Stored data

--- --- ---

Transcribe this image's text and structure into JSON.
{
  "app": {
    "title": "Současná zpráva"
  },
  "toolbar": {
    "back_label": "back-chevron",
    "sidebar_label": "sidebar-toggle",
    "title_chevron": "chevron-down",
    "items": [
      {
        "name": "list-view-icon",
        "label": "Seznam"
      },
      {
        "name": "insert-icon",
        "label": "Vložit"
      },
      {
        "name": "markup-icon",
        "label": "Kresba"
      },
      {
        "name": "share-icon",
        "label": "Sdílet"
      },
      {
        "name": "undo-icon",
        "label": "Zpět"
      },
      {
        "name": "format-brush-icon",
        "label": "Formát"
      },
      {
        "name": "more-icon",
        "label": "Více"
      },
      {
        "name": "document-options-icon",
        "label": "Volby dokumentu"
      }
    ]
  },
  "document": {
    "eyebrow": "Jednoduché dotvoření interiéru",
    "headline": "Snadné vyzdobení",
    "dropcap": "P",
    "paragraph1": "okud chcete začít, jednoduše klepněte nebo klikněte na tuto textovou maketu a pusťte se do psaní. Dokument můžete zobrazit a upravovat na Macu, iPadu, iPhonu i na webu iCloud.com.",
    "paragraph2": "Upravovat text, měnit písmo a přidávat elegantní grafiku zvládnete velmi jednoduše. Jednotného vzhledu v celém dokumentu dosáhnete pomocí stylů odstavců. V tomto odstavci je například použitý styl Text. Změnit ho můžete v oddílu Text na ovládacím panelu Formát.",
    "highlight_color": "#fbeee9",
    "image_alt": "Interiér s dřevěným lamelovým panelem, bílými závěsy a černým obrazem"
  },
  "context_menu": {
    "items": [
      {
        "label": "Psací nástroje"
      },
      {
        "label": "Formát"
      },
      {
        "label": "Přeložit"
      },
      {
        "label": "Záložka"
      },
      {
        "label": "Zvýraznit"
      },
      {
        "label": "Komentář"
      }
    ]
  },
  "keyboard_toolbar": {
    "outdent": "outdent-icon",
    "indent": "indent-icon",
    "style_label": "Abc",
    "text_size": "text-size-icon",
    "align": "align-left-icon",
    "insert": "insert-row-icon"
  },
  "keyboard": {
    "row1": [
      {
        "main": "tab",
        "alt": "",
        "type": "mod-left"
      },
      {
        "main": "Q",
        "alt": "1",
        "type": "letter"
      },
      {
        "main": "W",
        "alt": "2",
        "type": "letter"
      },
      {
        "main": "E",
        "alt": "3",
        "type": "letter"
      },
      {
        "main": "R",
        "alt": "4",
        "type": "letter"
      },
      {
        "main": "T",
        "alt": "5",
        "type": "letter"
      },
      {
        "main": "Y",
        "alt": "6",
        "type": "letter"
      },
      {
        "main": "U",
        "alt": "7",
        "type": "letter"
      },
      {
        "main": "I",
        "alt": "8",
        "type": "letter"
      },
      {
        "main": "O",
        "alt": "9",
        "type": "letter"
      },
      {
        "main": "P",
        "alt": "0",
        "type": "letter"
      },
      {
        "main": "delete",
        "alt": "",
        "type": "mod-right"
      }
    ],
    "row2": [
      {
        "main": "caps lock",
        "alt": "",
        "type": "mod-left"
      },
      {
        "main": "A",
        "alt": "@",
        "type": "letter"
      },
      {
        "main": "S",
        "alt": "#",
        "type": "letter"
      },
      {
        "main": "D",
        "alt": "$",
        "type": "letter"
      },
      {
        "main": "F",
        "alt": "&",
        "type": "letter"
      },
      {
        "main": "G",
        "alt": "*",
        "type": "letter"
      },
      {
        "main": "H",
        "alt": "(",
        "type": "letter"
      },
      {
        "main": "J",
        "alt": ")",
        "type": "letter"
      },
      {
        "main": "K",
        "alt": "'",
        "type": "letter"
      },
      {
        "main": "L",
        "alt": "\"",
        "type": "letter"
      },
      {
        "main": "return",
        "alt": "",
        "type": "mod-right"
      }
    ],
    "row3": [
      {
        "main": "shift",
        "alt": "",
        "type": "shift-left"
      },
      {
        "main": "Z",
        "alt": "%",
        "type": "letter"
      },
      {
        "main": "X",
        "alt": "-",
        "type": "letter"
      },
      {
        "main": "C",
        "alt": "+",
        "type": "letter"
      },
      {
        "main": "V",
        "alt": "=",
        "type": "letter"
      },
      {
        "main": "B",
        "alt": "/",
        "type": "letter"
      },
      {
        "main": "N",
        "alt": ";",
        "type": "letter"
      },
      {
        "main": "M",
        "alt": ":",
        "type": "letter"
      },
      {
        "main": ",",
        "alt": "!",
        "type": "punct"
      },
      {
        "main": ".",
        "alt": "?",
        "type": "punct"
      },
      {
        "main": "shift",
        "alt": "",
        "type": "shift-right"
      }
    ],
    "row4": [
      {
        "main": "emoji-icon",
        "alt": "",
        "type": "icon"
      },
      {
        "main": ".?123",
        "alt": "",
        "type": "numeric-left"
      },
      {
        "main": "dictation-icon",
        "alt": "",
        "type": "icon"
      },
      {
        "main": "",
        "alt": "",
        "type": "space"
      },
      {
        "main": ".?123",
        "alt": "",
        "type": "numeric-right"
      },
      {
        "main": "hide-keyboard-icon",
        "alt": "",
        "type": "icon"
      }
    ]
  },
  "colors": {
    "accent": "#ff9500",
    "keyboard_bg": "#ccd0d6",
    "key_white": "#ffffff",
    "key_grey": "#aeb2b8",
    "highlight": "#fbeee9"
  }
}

--- --- ---

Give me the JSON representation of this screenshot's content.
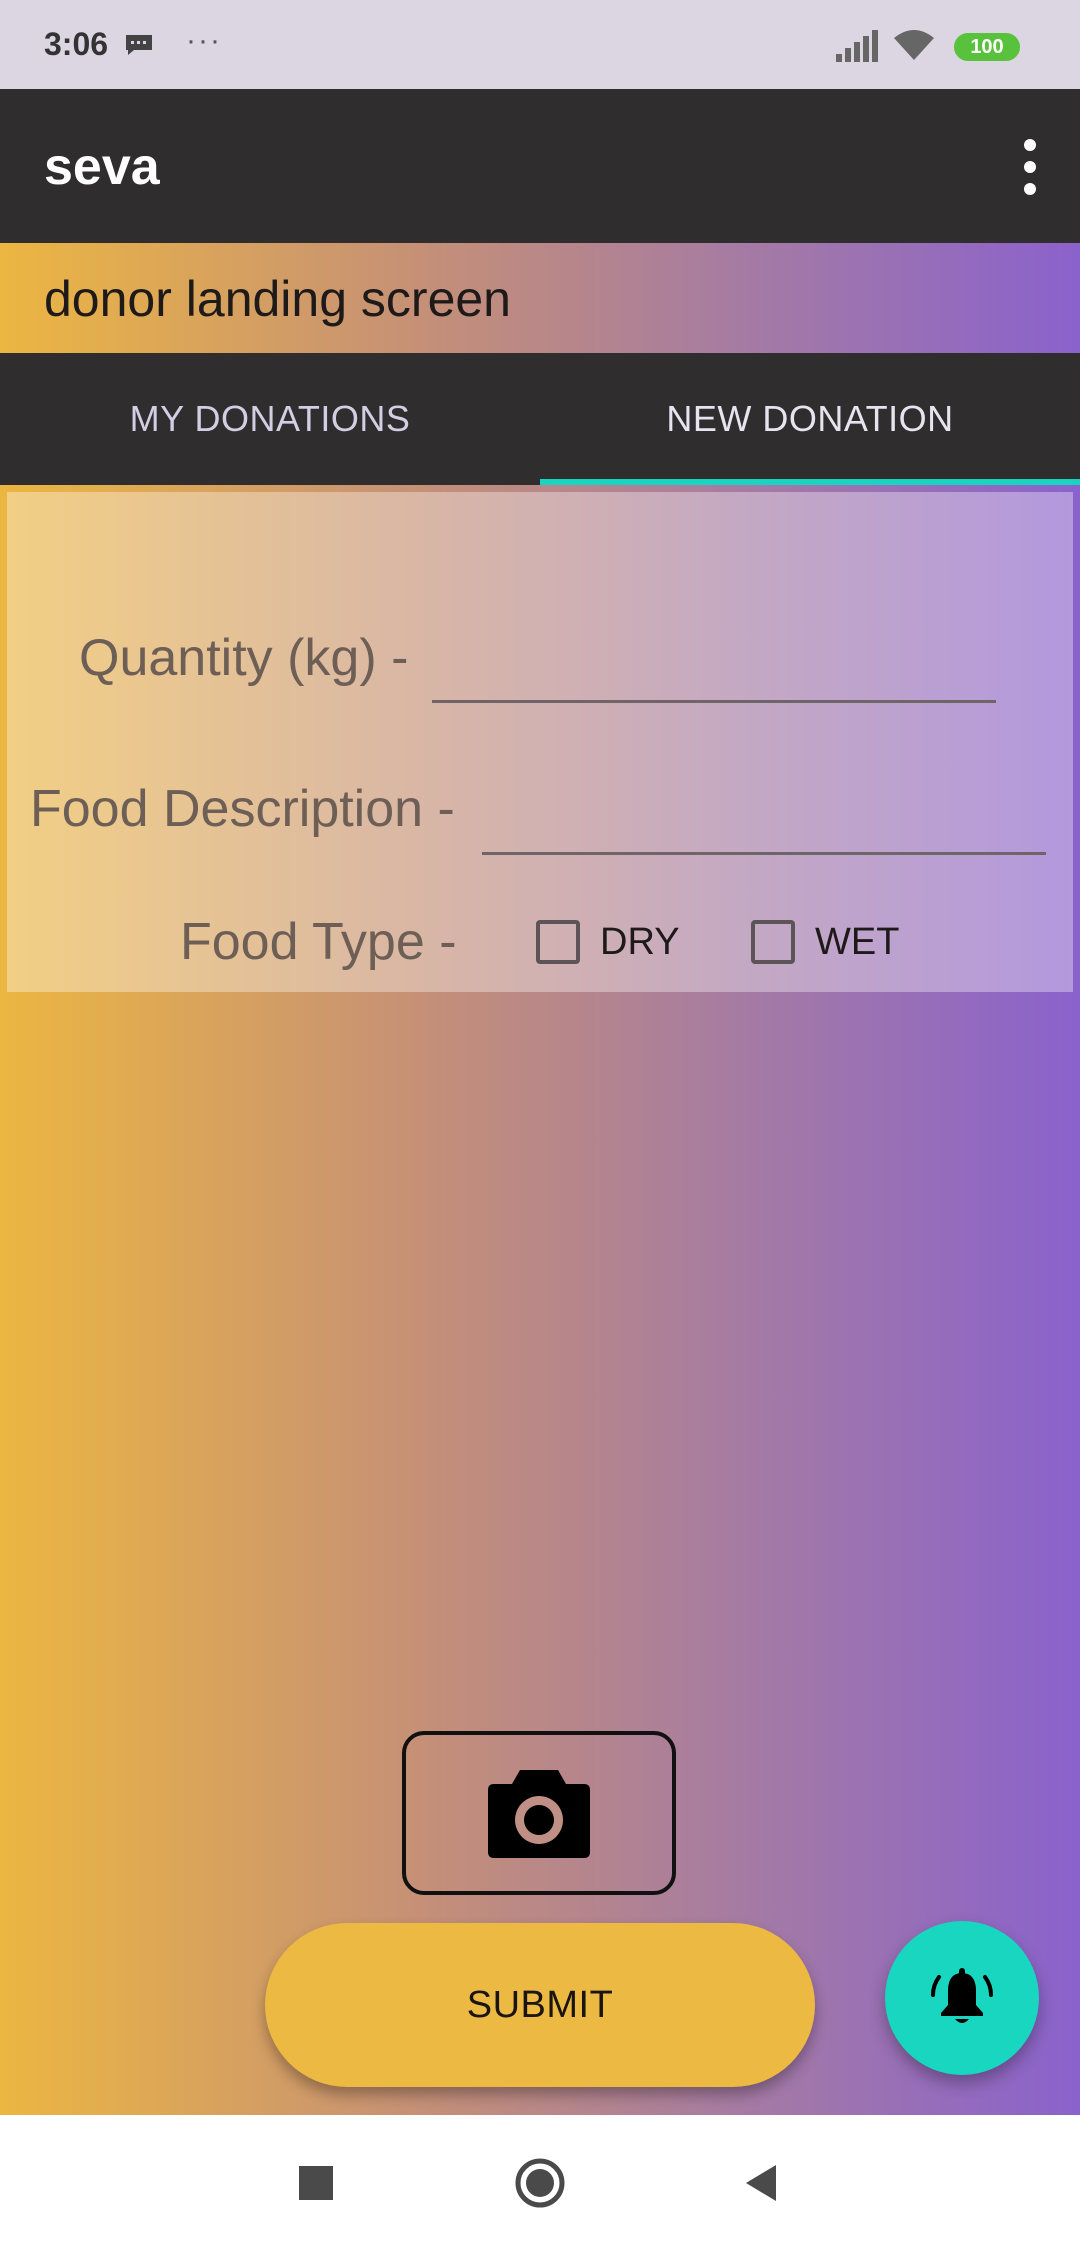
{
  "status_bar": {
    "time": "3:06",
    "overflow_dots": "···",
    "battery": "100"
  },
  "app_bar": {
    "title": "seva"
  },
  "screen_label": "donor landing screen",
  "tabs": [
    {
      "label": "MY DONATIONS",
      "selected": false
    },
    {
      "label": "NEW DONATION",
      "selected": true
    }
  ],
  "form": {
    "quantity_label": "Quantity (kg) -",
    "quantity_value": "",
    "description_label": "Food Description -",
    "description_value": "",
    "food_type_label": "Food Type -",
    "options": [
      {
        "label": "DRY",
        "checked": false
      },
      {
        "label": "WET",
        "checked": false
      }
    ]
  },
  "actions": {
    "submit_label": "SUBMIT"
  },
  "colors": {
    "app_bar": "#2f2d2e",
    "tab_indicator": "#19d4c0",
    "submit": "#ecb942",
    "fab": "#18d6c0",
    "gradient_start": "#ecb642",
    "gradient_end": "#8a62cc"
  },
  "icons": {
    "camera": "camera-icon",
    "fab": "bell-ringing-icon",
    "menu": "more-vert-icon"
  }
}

--- --- ---

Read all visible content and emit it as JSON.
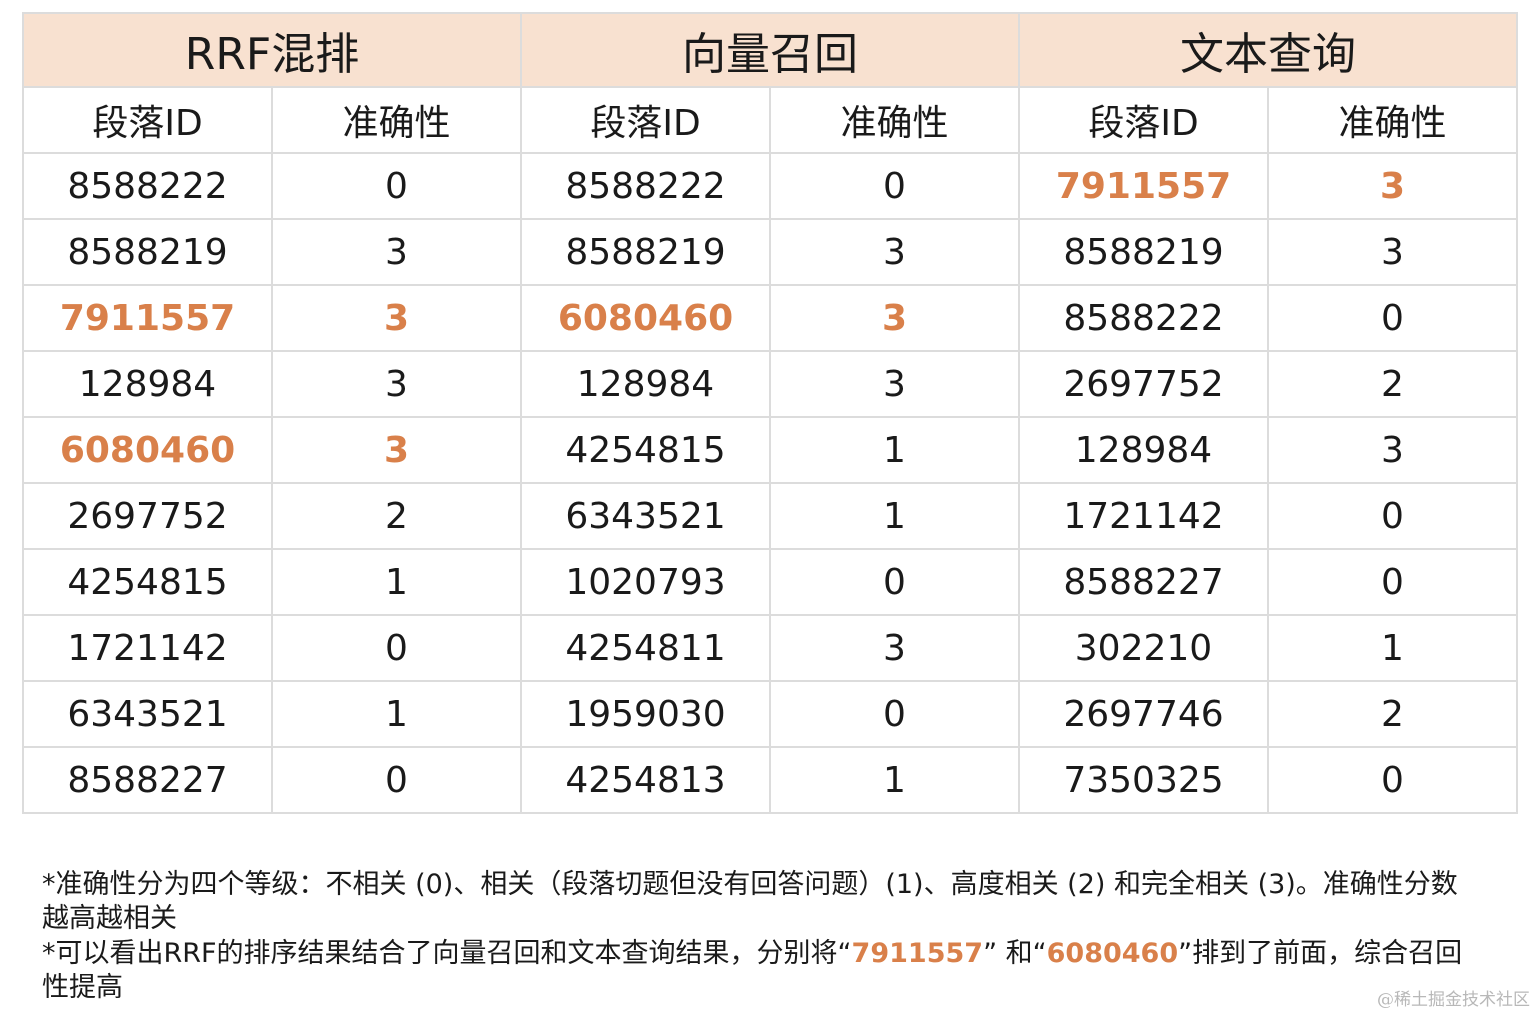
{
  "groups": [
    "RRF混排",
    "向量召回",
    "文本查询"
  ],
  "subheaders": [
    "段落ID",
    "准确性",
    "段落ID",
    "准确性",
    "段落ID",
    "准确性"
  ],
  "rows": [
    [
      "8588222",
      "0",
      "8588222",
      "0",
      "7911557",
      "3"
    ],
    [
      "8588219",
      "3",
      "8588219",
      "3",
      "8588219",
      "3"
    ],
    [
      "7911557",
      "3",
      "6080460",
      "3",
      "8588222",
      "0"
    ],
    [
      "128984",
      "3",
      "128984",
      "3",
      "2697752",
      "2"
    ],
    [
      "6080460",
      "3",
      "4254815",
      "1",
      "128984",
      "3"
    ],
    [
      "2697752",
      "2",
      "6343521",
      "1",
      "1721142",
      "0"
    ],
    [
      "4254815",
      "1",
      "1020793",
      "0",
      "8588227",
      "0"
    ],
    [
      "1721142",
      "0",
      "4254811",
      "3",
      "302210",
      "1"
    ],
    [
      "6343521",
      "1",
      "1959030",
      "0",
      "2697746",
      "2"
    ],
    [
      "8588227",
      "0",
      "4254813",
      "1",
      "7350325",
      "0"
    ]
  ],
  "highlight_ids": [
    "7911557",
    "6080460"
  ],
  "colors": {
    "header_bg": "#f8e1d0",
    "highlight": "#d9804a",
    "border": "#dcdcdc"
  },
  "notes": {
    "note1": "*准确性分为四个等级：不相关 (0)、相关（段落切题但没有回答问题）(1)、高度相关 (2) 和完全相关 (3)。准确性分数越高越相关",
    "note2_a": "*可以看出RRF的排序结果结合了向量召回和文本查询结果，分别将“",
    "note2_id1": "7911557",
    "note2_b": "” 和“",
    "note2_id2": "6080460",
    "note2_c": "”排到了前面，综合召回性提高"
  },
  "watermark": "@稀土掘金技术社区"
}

--- --- ---

▸ **TASK GOAL**
Take every line that includes the string "left" and copy it.

▸ **RESULT OF THIS EXERCISE**
    "align": "align-left-icon",
        "type": "mod-left"
        "type": "mod-left"
        "type": "shift-left"
        "type": "numeric-left"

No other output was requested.